-- Given request --
Without omitting anything, return the records precisely as given.

-- Dataset records --

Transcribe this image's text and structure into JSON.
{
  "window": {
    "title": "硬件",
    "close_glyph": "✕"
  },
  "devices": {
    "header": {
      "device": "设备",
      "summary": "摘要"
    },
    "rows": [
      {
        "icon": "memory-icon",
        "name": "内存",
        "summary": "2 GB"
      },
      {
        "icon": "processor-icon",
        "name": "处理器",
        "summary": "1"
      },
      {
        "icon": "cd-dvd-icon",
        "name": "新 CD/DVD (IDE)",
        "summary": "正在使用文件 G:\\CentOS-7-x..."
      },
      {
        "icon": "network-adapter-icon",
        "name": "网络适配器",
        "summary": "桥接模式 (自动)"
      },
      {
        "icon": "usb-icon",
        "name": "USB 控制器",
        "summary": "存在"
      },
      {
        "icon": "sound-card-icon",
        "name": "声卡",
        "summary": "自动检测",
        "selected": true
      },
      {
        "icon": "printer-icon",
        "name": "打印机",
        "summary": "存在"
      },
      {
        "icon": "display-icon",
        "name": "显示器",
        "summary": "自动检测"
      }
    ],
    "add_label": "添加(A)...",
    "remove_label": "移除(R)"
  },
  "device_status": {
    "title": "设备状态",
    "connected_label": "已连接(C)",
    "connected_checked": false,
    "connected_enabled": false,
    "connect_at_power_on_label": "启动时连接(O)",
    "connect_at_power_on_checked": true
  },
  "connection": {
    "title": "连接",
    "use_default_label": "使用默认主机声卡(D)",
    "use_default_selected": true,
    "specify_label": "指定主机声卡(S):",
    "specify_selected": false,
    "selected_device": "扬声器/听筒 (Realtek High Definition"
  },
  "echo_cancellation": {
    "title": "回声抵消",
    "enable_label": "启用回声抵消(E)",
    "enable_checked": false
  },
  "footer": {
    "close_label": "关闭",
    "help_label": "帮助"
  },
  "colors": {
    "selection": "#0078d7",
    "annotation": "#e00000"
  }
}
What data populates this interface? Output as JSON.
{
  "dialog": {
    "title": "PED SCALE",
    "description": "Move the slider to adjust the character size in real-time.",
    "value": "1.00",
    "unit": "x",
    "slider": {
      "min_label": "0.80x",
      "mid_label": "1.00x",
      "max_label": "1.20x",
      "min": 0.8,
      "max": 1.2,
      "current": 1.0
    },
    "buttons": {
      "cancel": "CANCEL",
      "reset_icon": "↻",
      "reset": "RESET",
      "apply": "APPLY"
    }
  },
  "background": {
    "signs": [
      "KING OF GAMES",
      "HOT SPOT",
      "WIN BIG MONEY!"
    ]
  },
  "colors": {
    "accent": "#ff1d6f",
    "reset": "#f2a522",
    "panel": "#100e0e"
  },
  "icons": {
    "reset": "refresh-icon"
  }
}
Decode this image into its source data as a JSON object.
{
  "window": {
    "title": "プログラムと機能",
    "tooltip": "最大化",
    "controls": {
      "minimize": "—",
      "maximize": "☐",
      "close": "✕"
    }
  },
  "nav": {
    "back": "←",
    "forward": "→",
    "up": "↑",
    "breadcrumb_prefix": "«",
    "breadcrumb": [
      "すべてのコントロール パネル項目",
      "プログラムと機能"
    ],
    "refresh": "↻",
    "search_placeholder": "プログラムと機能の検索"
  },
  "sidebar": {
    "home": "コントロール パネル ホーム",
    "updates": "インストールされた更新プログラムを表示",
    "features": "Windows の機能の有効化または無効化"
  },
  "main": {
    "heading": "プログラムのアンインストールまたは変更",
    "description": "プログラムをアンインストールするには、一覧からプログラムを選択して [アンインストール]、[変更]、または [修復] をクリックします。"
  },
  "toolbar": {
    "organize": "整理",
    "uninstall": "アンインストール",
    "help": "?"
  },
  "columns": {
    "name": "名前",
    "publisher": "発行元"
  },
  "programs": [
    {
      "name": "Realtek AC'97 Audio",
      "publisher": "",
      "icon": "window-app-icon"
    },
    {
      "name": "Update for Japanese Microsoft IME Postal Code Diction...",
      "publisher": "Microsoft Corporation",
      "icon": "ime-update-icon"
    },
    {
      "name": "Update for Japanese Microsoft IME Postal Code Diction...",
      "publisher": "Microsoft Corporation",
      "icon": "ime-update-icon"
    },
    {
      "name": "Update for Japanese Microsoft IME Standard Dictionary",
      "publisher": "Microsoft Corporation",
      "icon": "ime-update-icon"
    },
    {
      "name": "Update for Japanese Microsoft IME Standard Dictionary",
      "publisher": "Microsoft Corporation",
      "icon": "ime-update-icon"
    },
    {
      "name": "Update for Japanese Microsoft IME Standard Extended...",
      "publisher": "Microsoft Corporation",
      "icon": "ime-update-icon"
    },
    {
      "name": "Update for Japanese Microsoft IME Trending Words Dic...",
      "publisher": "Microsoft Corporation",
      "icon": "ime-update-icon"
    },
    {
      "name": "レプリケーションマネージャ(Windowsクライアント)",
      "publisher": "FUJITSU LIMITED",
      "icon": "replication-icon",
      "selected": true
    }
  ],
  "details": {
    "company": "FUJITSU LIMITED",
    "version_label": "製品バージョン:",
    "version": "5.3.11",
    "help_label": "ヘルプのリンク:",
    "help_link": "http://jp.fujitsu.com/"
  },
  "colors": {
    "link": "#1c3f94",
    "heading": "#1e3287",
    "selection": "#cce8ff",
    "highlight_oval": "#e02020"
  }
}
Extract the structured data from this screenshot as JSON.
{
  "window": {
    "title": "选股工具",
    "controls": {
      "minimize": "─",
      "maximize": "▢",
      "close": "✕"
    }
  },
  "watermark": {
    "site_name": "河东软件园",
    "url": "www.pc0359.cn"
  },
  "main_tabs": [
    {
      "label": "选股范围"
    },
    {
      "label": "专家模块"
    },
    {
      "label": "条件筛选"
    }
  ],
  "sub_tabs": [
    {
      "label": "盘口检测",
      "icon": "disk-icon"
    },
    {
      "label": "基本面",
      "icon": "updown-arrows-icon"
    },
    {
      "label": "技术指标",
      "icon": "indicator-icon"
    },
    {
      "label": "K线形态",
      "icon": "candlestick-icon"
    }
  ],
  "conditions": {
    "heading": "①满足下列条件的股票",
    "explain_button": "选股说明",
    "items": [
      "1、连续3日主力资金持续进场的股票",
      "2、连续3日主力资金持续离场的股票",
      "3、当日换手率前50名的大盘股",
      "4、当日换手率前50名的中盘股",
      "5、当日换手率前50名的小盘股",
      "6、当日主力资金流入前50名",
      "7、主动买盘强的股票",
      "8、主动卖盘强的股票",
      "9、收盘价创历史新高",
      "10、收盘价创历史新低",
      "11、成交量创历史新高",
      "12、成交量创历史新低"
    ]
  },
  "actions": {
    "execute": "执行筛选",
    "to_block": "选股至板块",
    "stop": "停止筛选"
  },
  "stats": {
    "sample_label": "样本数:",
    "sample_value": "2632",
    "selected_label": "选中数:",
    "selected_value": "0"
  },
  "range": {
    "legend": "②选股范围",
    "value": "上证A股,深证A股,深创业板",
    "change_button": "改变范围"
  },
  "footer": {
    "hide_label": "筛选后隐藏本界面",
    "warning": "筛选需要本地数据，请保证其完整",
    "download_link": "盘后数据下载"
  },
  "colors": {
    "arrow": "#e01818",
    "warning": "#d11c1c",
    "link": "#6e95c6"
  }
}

-- Response for this exercise --
Transcribe this image's text and structure into JSON.
{
  "window": {
    "title": "硬件",
    "close_glyph": "✕"
  },
  "devices": {
    "header": {
      "device": "设备",
      "summary": "摘要"
    },
    "rows": [
      {
        "icon": "memory-icon",
        "name": "内存",
        "summary": "2 GB"
      },
      {
        "icon": "processor-icon",
        "name": "处理器",
        "summary": "1"
      },
      {
        "icon": "cd-dvd-icon",
        "name": "新 CD/DVD (IDE)",
        "summary": "正在使用文件 G:\\CentOS-7-x..."
      },
      {
        "icon": "network-adapter-icon",
        "name": "网络适配器",
        "summary": "桥接模式 (自动)"
      },
      {
        "icon": "usb-icon",
        "name": "USB 控制器",
        "summary": "存在"
      },
      {
        "icon": "sound-card-icon",
        "name": "声卡",
        "summary": "自动检测",
        "selected": true
      },
      {
        "icon": "printer-icon",
        "name": "打印机",
        "summary": "存在"
      },
      {
        "icon": "display-icon",
        "name": "显示器",
        "summary": "自动检测"
      }
    ],
    "add_label": "添加(A)...",
    "remove_label": "移除(R)"
  },
  "device_status": {
    "title": "设备状态",
    "connected_label": "已连接(C)",
    "connected_checked": false,
    "connected_enabled": false,
    "connect_at_power_on_label": "启动时连接(O)",
    "connect_at_power_on_checked": true
  },
  "connection": {
    "title": "连接",
    "use_default_label": "使用默认主机声卡(D)",
    "use_default_selected": true,
    "specify_label": "指定主机声卡(S):",
    "specify_selected": false,
    "selected_device": "扬声器/听筒 (Realtek High Definition"
  },
  "echo_cancellation": {
    "title": "回声抵消",
    "enable_label": "启用回声抵消(E)",
    "enable_checked": false
  },
  "footer": {
    "close_label": "关闭",
    "help_label": "帮助"
  },
  "colors": {
    "selection": "#0078d7",
    "annotation": "#e00000"
  }
}
What data populates this interface? Output as JSON.
{
  "dialog": {
    "title": "PED SCALE",
    "description": "Move the slider to adjust the character size in real-time.",
    "value": "1.00",
    "unit": "x",
    "slider": {
      "min_label": "0.80x",
      "mid_label": "1.00x",
      "max_label": "1.20x",
      "min": 0.8,
      "max": 1.2,
      "current": 1.0
    },
    "buttons": {
      "cancel": "CANCEL",
      "reset_icon": "↻",
      "reset": "RESET",
      "apply": "APPLY"
    }
  },
  "background": {
    "signs": [
      "KING OF GAMES",
      "HOT SPOT",
      "WIN BIG MONEY!"
    ]
  },
  "colors": {
    "accent": "#ff1d6f",
    "reset": "#f2a522",
    "panel": "#100e0e"
  },
  "icons": {
    "reset": "refresh-icon"
  }
}
Decode this image into its source data as a JSON object.
{
  "window": {
    "title": "プログラムと機能",
    "tooltip": "最大化",
    "controls": {
      "minimize": "—",
      "maximize": "☐",
      "close": "✕"
    }
  },
  "nav": {
    "back": "←",
    "forward": "→",
    "up": "↑",
    "breadcrumb_prefix": "«",
    "breadcrumb": [
      "すべてのコントロール パネル項目",
      "プログラムと機能"
    ],
    "refresh": "↻",
    "search_placeholder": "プログラムと機能の検索"
  },
  "sidebar": {
    "home": "コントロール パネル ホーム",
    "updates": "インストールされた更新プログラムを表示",
    "features": "Windows の機能の有効化または無効化"
  },
  "main": {
    "heading": "プログラムのアンインストールまたは変更",
    "description": "プログラムをアンインストールするには、一覧からプログラムを選択して [アンインストール]、[変更]、または [修復] をクリックします。"
  },
  "toolbar": {
    "organize": "整理",
    "uninstall": "アンインストール",
    "help": "?"
  },
  "columns": {
    "name": "名前",
    "publisher": "発行元"
  },
  "programs": [
    {
      "name": "Realtek AC'97 Audio",
      "publisher": "",
      "icon": "window-app-icon"
    },
    {
      "name": "Update for Japanese Microsoft IME Postal Code Diction...",
      "publisher": "Microsoft Corporation",
      "icon": "ime-update-icon"
    },
    {
      "name": "Update for Japanese Microsoft IME Postal Code Diction...",
      "publisher": "Microsoft Corporation",
      "icon": "ime-update-icon"
    },
    {
      "name": "Update for Japanese Microsoft IME Standard Dictionary",
      "publisher": "Microsoft Corporation",
      "icon": "ime-update-icon"
    },
    {
      "name": "Update for Japanese Microsoft IME Standard Dictionary",
      "publisher": "Microsoft Corporation",
      "icon": "ime-update-icon"
    },
    {
      "name": "Update for Japanese Microsoft IME Standard Extended...",
      "publisher": "Microsoft Corporation",
      "icon": "ime-update-icon"
    },
    {
      "name": "Update for Japanese Microsoft IME Trending Words Dic...",
      "publisher": "Microsoft Corporation",
      "icon": "ime-update-icon"
    },
    {
      "name": "レプリケーションマネージャ(Windowsクライアント)",
      "publisher": "FUJITSU LIMITED",
      "icon": "replication-icon",
      "selected": true
    }
  ],
  "details": {
    "company": "FUJITSU LIMITED",
    "version_label": "製品バージョン:",
    "version": "5.3.11",
    "help_label": "ヘルプのリンク:",
    "help_link": "http://jp.fujitsu.com/"
  },
  "colors": {
    "link": "#1c3f94",
    "heading": "#1e3287",
    "selection": "#cce8ff",
    "highlight_oval": "#e02020"
  }
}
Extract the structured data from this screenshot as JSON.
{
  "window": {
    "title": "选股工具",
    "controls": {
      "minimize": "─",
      "maximize": "▢",
      "close": "✕"
    }
  },
  "watermark": {
    "site_name": "河东软件园",
    "url": "www.pc0359.cn"
  },
  "main_tabs": [
    {
      "label": "选股范围"
    },
    {
      "label": "专家模块"
    },
    {
      "label": "条件筛选"
    }
  ],
  "sub_tabs": [
    {
      "label": "盘口检测",
      "icon": "disk-icon"
    },
    {
      "label": "基本面",
      "icon": "updown-arrows-icon"
    },
    {
      "label": "技术指标",
      "icon": "indicator-icon"
    },
    {
      "label": "K线形态",
      "icon": "candlestick-icon"
    }
  ],
  "conditions": {
    "heading": "①满足下列条件的股票",
    "explain_button": "选股说明",
    "items": [
      "1、连续3日主力资金持续进场的股票",
      "2、连续3日主力资金持续离场的股票",
      "3、当日换手率前50名的大盘股",
      "4、当日换手率前50名的中盘股",
      "5、当日换手率前50名的小盘股",
      "6、当日主力资金流入前50名",
      "7、主动买盘强的股票",
      "8、主动卖盘强的股票",
      "9、收盘价创历史新高",
      "10、收盘价创历史新低",
      "11、成交量创历史新高",
      "12、成交量创历史新低"
    ]
  },
  "actions": {
    "execute": "执行筛选",
    "to_block": "选股至板块",
    "stop": "停止筛选"
  },
  "stats": {
    "sample_label": "样本数:",
    "sample_value": "2632",
    "selected_label": "选中数:",
    "selected_value": "0"
  },
  "range": {
    "legend": "②选股范围",
    "value": "上证A股,深证A股,深创业板",
    "change_button": "改变范围"
  },
  "footer": {
    "hide_label": "筛选后隐藏本界面",
    "warning": "筛选需要本地数据，请保证其完整",
    "download_link": "盘后数据下载"
  },
  "colors": {
    "arrow": "#e01818",
    "warning": "#d11c1c",
    "link": "#6e95c6"
  }
}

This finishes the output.